----- Task material
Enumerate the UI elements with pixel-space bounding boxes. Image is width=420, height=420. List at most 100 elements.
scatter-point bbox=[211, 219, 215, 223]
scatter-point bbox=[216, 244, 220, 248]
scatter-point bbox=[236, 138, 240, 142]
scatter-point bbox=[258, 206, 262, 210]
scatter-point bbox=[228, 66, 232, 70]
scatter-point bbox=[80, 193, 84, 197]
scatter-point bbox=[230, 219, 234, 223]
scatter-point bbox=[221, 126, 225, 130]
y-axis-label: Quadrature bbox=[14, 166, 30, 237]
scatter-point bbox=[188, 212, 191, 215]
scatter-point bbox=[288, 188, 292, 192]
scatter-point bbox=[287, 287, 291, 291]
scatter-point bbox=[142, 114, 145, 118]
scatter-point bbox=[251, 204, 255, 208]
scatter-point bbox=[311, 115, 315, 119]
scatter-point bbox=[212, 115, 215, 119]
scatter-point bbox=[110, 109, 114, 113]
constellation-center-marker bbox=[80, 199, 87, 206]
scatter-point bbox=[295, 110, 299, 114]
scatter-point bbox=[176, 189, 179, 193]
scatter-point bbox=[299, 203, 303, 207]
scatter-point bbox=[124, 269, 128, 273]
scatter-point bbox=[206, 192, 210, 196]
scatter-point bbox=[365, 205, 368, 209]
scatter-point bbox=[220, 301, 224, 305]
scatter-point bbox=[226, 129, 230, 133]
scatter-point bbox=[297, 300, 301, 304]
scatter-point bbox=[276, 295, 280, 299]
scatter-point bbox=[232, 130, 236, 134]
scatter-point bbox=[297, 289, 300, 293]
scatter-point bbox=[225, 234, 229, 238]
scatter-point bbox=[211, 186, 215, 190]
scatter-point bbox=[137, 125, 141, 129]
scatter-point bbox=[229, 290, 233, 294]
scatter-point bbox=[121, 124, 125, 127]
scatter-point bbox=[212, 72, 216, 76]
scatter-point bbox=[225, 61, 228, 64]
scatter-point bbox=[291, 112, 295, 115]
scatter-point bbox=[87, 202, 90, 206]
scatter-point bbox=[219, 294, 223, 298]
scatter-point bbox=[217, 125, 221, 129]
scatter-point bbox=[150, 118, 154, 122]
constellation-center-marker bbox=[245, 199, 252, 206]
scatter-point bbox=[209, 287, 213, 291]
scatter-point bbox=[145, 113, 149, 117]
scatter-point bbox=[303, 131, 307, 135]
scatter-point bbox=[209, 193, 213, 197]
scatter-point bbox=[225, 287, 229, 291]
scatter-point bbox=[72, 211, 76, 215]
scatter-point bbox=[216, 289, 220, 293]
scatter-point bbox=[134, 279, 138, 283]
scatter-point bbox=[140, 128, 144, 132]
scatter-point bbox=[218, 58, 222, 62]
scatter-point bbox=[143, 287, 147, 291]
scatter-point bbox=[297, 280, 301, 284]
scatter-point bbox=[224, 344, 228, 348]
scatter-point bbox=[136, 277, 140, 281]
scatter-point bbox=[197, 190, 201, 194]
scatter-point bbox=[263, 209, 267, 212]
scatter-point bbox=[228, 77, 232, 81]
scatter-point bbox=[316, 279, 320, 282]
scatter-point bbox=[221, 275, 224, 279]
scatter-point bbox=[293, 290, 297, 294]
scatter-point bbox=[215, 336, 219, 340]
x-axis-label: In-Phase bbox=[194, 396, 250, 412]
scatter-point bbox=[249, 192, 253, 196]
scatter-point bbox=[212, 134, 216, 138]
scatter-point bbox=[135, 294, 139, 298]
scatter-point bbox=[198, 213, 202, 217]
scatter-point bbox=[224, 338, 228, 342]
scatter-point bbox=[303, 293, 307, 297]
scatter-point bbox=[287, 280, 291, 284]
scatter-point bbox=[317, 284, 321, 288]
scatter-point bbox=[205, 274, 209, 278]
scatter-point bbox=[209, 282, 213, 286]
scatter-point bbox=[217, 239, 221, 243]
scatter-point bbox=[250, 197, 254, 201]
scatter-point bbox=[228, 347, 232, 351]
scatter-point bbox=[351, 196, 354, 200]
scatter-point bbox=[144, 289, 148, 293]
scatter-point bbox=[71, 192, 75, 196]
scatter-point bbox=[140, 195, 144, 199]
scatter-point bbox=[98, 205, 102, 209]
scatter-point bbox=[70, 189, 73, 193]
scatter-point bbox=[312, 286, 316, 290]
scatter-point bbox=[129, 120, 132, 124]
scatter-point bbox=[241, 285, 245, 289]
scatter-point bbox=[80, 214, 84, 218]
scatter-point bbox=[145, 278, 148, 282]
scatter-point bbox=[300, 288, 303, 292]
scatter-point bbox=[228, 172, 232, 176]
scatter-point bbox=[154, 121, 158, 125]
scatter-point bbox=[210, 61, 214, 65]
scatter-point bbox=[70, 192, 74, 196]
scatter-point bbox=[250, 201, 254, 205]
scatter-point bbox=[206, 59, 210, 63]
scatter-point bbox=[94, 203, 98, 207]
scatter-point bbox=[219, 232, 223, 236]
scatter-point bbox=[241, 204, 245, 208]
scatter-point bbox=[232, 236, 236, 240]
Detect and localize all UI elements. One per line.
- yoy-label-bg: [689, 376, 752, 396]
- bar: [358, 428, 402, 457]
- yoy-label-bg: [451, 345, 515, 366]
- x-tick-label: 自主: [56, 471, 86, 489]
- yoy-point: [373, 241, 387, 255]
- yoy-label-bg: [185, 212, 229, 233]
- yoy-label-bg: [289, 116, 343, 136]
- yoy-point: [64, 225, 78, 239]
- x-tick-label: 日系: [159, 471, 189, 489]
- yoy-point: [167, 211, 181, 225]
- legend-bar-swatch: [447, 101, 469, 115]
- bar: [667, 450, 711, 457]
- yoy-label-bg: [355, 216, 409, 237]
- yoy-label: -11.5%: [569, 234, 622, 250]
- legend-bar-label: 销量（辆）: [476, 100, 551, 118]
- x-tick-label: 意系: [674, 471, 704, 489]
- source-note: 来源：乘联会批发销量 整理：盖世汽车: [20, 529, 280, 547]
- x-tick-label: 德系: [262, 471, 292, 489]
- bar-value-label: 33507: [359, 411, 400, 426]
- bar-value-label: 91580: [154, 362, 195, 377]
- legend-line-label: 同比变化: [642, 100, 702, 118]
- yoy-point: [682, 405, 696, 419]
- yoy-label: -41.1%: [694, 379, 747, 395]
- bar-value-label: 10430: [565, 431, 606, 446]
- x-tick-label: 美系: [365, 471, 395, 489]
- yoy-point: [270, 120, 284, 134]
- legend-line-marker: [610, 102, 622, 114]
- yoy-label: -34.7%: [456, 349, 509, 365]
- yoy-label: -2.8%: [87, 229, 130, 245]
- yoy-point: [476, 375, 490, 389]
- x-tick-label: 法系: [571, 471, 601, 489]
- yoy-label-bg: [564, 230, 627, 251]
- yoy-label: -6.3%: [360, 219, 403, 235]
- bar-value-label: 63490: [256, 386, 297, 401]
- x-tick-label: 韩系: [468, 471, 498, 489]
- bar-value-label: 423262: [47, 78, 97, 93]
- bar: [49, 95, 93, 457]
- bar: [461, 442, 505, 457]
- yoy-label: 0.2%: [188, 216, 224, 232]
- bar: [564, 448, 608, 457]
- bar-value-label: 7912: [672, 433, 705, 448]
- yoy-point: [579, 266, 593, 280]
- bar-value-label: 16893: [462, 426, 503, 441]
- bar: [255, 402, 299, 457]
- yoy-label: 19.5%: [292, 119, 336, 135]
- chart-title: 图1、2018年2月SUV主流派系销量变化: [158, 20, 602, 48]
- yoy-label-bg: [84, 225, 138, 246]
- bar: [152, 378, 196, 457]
----------
### What this task involves
Please copy these records out word for word, every line included.

### Task solution
Enumerate the UI elements with pixel-space bounding boxes. Image is width=420, height=420. List at most 100 elements.
scatter-point bbox=[211, 219, 215, 223]
scatter-point bbox=[216, 244, 220, 248]
scatter-point bbox=[236, 138, 240, 142]
scatter-point bbox=[258, 206, 262, 210]
scatter-point bbox=[228, 66, 232, 70]
scatter-point bbox=[80, 193, 84, 197]
scatter-point bbox=[230, 219, 234, 223]
scatter-point bbox=[221, 126, 225, 130]
y-axis-label: Quadrature bbox=[14, 166, 30, 237]
scatter-point bbox=[188, 212, 191, 215]
scatter-point bbox=[288, 188, 292, 192]
scatter-point bbox=[287, 287, 291, 291]
scatter-point bbox=[142, 114, 145, 118]
scatter-point bbox=[251, 204, 255, 208]
scatter-point bbox=[311, 115, 315, 119]
scatter-point bbox=[212, 115, 215, 119]
scatter-point bbox=[110, 109, 114, 113]
constellation-center-marker bbox=[80, 199, 87, 206]
scatter-point bbox=[295, 110, 299, 114]
scatter-point bbox=[176, 189, 179, 193]
scatter-point bbox=[299, 203, 303, 207]
scatter-point bbox=[124, 269, 128, 273]
scatter-point bbox=[206, 192, 210, 196]
scatter-point bbox=[365, 205, 368, 209]
scatter-point bbox=[220, 301, 224, 305]
scatter-point bbox=[226, 129, 230, 133]
scatter-point bbox=[297, 300, 301, 304]
scatter-point bbox=[276, 295, 280, 299]
scatter-point bbox=[232, 130, 236, 134]
scatter-point bbox=[297, 289, 300, 293]
scatter-point bbox=[225, 234, 229, 238]
scatter-point bbox=[211, 186, 215, 190]
scatter-point bbox=[137, 125, 141, 129]
scatter-point bbox=[229, 290, 233, 294]
scatter-point bbox=[121, 124, 125, 127]
scatter-point bbox=[212, 72, 216, 76]
scatter-point bbox=[225, 61, 228, 64]
scatter-point bbox=[291, 112, 295, 115]
scatter-point bbox=[87, 202, 90, 206]
scatter-point bbox=[219, 294, 223, 298]
scatter-point bbox=[217, 125, 221, 129]
scatter-point bbox=[150, 118, 154, 122]
constellation-center-marker bbox=[245, 199, 252, 206]
scatter-point bbox=[209, 287, 213, 291]
scatter-point bbox=[145, 113, 149, 117]
scatter-point bbox=[303, 131, 307, 135]
scatter-point bbox=[209, 193, 213, 197]
scatter-point bbox=[225, 287, 229, 291]
scatter-point bbox=[72, 211, 76, 215]
scatter-point bbox=[216, 289, 220, 293]
scatter-point bbox=[134, 279, 138, 283]
scatter-point bbox=[140, 128, 144, 132]
scatter-point bbox=[218, 58, 222, 62]
scatter-point bbox=[143, 287, 147, 291]
scatter-point bbox=[297, 280, 301, 284]
scatter-point bbox=[224, 344, 228, 348]
scatter-point bbox=[136, 277, 140, 281]
scatter-point bbox=[197, 190, 201, 194]
scatter-point bbox=[263, 209, 267, 212]
scatter-point bbox=[228, 77, 232, 81]
scatter-point bbox=[316, 279, 320, 282]
scatter-point bbox=[221, 275, 224, 279]
scatter-point bbox=[293, 290, 297, 294]
scatter-point bbox=[215, 336, 219, 340]
x-axis-label: In-Phase bbox=[194, 396, 250, 412]
scatter-point bbox=[249, 192, 253, 196]
scatter-point bbox=[212, 134, 216, 138]
scatter-point bbox=[135, 294, 139, 298]
scatter-point bbox=[198, 213, 202, 217]
scatter-point bbox=[224, 338, 228, 342]
scatter-point bbox=[303, 293, 307, 297]
scatter-point bbox=[287, 280, 291, 284]
scatter-point bbox=[317, 284, 321, 288]
scatter-point bbox=[205, 274, 209, 278]
scatter-point bbox=[209, 282, 213, 286]
scatter-point bbox=[217, 239, 221, 243]
scatter-point bbox=[250, 197, 254, 201]
scatter-point bbox=[228, 347, 232, 351]
scatter-point bbox=[351, 196, 354, 200]
scatter-point bbox=[144, 289, 148, 293]
scatter-point bbox=[71, 192, 75, 196]
scatter-point bbox=[140, 195, 144, 199]
scatter-point bbox=[98, 205, 102, 209]
scatter-point bbox=[70, 189, 73, 193]
scatter-point bbox=[312, 286, 316, 290]
scatter-point bbox=[129, 120, 132, 124]
scatter-point bbox=[241, 285, 245, 289]
scatter-point bbox=[80, 214, 84, 218]
scatter-point bbox=[145, 278, 148, 282]
scatter-point bbox=[300, 288, 303, 292]
scatter-point bbox=[228, 172, 232, 176]
scatter-point bbox=[154, 121, 158, 125]
scatter-point bbox=[210, 61, 214, 65]
scatter-point bbox=[70, 192, 74, 196]
scatter-point bbox=[250, 201, 254, 205]
scatter-point bbox=[206, 59, 210, 63]
scatter-point bbox=[94, 203, 98, 207]
scatter-point bbox=[219, 232, 223, 236]
scatter-point bbox=[241, 204, 245, 208]
scatter-point bbox=[232, 236, 236, 240]
Detect and localize all UI elements. One per line.
- yoy-label-bg: [689, 376, 752, 396]
- bar: [358, 428, 402, 457]
- yoy-label-bg: [451, 345, 515, 366]
- x-tick-label: 自主: [56, 471, 86, 489]
- yoy-point: [373, 241, 387, 255]
- yoy-label-bg: [185, 212, 229, 233]
- yoy-label-bg: [289, 116, 343, 136]
- yoy-point: [64, 225, 78, 239]
- x-tick-label: 日系: [159, 471, 189, 489]
- yoy-point: [167, 211, 181, 225]
- legend-bar-swatch: [447, 101, 469, 115]
- bar: [667, 450, 711, 457]
- yoy-label-bg: [355, 216, 409, 237]
- yoy-label: -11.5%: [569, 234, 622, 250]
- legend-bar-label: 销量（辆）: [476, 100, 551, 118]
- x-tick-label: 意系: [674, 471, 704, 489]
- source-note: 来源：乘联会批发销量 整理：盖世汽车: [20, 529, 280, 547]
- x-tick-label: 德系: [262, 471, 292, 489]
- bar-value-label: 33507: [359, 411, 400, 426]
- bar-value-label: 91580: [154, 362, 195, 377]
- legend-line-label: 同比变化: [642, 100, 702, 118]
- yoy-point: [682, 405, 696, 419]
- yoy-label: -41.1%: [694, 379, 747, 395]
- bar-value-label: 10430: [565, 431, 606, 446]
- x-tick-label: 美系: [365, 471, 395, 489]
- yoy-point: [270, 120, 284, 134]
- legend-line-marker: [610, 102, 622, 114]
- yoy-label: -34.7%: [456, 349, 509, 365]
- yoy-label: -2.8%: [87, 229, 130, 245]
- yoy-point: [476, 375, 490, 389]
- x-tick-label: 法系: [571, 471, 601, 489]
- yoy-label-bg: [564, 230, 627, 251]
- yoy-label: -6.3%: [360, 219, 403, 235]
- bar-value-label: 63490: [256, 386, 297, 401]
- x-tick-label: 韩系: [468, 471, 498, 489]
- bar-value-label: 423262: [47, 78, 97, 93]
- bar: [49, 95, 93, 457]
- bar: [461, 442, 505, 457]
- yoy-label: 0.2%: [188, 216, 224, 232]
- bar: [564, 448, 608, 457]
- bar-value-label: 7912: [672, 433, 705, 448]
- yoy-point: [579, 266, 593, 280]
- bar-value-label: 16893: [462, 426, 503, 441]
- bar: [255, 402, 299, 457]
- yoy-label: 19.5%: [292, 119, 336, 135]
- chart-title: 图1、2018年2月SUV主流派系销量变化: [158, 20, 602, 48]
- yoy-label-bg: [84, 225, 138, 246]
- bar: [152, 378, 196, 457]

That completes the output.